BEGIN THE INPUT

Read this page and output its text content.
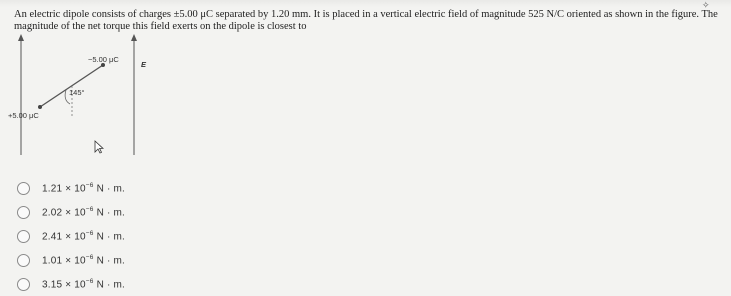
✧
An electric dipole consists of charges ±5.00 μC separated by 1.20 mm. It is placed in a vertical electric field of magnitude 525 N/C oriented as shown in the figure. The magnitude of the net torque this field exerts on the dipole is closest to
−5.00 μC
+5.00 μC
145°
E
$1.21 \times 10^{-6}$ N · m.
$2.02 \times 10^{-6}$ N · m.
$2.41 \times 10^{-6}$ N · m.
$1.01 \times 10^{-6}$ N · m.
$3.15 \times 10^{-6}$ N · m.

END THE INPUT

Search the listing for the word "times" and return each line that holds it.

$1.21 \times 10^{-6}$ N · m.
$2.02 \times 10^{-6}$ N · m.
$2.41 \times 10^{-6}$ N · m.
$1.01 \times 10^{-6}$ N · m.
$3.15 \times 10^{-6}$ N · m.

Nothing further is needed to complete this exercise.